## [STATED GOAL]
Search the material for the word "Site" and report each line where it turns up.

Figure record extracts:
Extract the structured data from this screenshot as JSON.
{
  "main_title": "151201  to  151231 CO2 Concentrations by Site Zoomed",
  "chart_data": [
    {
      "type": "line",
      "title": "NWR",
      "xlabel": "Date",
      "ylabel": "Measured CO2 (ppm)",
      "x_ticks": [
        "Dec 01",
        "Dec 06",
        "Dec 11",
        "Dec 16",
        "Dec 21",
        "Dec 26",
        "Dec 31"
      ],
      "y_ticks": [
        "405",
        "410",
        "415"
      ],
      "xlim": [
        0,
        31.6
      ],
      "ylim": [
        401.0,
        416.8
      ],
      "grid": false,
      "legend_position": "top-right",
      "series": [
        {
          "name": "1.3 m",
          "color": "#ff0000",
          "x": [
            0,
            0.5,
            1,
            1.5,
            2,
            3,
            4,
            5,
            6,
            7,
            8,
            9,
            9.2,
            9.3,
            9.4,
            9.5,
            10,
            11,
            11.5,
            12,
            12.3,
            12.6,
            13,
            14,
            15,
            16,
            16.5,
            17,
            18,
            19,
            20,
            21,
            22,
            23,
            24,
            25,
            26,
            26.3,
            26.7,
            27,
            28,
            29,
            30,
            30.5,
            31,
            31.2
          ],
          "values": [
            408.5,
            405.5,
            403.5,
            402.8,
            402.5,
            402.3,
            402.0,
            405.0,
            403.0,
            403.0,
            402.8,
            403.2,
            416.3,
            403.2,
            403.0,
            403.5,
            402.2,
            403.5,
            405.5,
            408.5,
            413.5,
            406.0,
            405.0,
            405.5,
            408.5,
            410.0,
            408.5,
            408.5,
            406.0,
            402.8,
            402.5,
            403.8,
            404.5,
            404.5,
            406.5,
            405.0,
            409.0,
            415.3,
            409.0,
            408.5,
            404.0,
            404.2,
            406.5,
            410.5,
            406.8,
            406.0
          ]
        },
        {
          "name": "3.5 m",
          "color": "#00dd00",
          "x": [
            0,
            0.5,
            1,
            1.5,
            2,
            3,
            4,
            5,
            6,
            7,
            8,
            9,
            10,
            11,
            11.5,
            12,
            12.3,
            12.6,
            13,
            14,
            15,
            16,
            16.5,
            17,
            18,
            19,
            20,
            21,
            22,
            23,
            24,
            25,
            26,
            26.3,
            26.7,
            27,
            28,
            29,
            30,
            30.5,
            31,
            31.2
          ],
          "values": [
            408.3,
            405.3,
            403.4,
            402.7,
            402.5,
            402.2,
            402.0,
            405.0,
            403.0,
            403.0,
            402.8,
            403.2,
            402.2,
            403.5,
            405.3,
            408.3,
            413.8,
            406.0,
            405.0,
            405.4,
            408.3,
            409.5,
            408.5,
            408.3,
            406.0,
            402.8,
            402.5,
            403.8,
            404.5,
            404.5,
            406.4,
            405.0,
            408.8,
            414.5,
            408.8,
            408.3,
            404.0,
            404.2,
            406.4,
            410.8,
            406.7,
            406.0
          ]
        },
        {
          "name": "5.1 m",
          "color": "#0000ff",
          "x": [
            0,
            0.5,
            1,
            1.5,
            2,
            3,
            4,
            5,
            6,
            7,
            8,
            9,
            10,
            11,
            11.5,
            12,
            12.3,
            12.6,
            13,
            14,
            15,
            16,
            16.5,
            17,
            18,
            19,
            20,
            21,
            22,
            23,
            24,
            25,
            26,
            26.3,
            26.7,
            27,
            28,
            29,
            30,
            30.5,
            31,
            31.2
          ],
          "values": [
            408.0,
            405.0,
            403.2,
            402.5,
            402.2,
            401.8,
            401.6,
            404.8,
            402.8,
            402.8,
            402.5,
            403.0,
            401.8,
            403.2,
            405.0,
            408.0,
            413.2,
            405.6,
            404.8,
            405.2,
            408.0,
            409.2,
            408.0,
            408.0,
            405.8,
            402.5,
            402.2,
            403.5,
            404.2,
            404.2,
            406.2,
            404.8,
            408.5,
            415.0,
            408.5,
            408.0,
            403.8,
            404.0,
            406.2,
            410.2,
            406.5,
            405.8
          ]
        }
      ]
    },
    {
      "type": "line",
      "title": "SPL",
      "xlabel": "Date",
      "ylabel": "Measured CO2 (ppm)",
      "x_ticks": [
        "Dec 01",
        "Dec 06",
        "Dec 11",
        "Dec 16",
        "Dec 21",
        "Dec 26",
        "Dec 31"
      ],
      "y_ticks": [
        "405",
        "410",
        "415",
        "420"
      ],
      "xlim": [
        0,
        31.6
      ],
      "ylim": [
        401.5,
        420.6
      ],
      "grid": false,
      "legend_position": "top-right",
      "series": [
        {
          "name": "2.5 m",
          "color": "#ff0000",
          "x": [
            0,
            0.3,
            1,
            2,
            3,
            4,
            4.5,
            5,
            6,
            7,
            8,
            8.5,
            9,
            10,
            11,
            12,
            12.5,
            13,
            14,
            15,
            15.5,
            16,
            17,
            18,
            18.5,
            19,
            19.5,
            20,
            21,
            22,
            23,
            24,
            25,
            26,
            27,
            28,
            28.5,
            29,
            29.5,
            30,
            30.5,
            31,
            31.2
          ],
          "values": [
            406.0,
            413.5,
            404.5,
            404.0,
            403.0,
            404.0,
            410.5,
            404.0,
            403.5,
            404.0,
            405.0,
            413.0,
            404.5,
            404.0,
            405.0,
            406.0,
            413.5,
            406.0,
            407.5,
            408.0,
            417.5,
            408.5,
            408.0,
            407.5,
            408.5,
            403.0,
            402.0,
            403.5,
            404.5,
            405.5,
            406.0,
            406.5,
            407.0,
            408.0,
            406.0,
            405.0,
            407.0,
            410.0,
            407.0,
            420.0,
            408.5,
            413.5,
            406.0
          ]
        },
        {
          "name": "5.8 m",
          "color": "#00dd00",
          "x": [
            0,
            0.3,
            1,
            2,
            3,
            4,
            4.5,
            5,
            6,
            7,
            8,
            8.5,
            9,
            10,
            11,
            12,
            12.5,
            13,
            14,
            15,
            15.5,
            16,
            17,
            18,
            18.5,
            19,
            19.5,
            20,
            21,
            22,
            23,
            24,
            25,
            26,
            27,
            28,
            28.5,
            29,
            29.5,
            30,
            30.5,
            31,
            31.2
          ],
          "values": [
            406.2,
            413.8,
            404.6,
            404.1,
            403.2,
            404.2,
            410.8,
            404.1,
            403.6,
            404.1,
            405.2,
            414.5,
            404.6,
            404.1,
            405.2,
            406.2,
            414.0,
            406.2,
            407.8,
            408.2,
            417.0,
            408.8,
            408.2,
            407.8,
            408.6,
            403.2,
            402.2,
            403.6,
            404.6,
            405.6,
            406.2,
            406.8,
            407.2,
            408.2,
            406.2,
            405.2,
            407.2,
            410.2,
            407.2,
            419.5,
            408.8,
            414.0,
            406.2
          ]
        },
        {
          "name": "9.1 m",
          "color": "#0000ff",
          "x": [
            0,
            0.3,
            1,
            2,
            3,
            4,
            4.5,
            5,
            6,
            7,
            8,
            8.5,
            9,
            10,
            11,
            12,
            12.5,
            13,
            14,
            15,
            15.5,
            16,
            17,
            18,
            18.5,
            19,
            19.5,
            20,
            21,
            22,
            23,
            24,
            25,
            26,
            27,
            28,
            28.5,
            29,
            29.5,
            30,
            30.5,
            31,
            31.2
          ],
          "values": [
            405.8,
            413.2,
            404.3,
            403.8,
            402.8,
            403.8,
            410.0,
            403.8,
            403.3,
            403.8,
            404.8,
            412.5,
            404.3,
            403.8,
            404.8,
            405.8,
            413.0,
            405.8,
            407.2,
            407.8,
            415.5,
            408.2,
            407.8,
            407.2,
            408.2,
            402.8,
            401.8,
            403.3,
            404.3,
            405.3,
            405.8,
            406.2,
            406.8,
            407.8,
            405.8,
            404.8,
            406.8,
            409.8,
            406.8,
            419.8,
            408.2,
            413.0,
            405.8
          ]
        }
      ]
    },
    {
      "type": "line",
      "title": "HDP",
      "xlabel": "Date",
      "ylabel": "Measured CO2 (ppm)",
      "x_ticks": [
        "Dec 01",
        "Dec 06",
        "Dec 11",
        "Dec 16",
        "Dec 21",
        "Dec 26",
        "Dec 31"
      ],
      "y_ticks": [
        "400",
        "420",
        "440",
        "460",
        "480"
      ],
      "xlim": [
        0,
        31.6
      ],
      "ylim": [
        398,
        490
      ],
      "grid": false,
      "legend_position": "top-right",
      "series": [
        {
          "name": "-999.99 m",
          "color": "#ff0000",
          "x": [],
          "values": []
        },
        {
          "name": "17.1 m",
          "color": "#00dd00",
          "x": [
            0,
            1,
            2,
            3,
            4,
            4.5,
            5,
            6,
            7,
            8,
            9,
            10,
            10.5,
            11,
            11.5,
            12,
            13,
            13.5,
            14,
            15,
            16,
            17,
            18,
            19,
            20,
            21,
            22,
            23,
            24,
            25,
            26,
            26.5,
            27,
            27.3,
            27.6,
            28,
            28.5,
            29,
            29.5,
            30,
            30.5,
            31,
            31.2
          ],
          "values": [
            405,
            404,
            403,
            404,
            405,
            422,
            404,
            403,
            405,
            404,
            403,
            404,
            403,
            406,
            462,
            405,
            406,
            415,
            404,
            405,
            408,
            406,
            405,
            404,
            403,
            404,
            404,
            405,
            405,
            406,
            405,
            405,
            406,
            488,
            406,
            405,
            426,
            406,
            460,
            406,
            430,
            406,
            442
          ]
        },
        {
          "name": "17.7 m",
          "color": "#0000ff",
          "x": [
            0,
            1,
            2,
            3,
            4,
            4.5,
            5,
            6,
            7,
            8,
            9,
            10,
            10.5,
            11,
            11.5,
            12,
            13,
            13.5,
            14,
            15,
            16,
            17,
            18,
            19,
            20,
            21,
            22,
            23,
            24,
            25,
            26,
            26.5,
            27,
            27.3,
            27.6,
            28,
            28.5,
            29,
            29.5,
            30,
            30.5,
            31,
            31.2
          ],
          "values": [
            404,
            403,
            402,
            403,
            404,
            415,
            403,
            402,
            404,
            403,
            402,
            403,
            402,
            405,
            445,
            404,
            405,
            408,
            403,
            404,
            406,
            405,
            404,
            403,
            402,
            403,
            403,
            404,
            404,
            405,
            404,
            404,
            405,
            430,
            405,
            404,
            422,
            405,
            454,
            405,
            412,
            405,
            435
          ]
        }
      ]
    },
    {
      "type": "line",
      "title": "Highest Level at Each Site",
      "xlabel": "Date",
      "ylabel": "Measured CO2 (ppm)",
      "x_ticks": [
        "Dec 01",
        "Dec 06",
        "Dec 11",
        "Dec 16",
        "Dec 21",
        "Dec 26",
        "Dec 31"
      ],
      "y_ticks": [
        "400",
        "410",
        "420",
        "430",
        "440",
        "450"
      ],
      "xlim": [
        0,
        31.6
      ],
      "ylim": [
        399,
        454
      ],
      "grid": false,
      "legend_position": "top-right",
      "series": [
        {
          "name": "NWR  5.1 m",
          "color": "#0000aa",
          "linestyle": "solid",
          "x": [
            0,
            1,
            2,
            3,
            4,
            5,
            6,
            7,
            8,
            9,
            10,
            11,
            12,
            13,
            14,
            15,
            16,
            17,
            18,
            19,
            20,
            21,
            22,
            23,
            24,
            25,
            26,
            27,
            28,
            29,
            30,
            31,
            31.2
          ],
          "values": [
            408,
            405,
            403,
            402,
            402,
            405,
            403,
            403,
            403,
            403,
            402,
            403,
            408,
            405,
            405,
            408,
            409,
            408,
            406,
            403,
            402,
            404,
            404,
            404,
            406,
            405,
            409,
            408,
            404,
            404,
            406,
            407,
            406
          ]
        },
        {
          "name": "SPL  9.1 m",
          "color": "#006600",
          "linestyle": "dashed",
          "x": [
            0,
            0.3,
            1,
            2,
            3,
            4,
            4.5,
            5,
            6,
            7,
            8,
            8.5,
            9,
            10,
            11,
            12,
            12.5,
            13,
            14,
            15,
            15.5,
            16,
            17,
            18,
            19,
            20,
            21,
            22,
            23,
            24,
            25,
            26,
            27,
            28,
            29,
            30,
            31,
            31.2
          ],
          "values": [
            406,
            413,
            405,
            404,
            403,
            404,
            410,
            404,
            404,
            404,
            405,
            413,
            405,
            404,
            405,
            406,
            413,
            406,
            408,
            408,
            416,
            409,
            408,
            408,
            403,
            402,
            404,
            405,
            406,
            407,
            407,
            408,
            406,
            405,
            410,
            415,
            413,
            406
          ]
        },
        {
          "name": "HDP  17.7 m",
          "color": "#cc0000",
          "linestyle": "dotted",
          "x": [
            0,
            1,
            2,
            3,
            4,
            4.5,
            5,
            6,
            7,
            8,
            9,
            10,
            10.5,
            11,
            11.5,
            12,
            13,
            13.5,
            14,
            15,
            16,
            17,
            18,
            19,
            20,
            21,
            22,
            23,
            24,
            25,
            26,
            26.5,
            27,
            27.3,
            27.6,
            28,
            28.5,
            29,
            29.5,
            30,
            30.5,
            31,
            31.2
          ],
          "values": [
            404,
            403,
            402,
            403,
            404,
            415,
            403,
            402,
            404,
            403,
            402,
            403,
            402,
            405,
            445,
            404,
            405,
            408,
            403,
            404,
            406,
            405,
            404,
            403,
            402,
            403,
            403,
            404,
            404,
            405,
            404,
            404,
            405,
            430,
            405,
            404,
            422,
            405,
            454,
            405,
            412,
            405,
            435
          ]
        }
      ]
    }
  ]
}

## [WRITTEN REPLY]
  "main_title": "151201  to  151231 CO2 Concentrations by Site Zoomed",
      "title": "Highest Level at Each Site",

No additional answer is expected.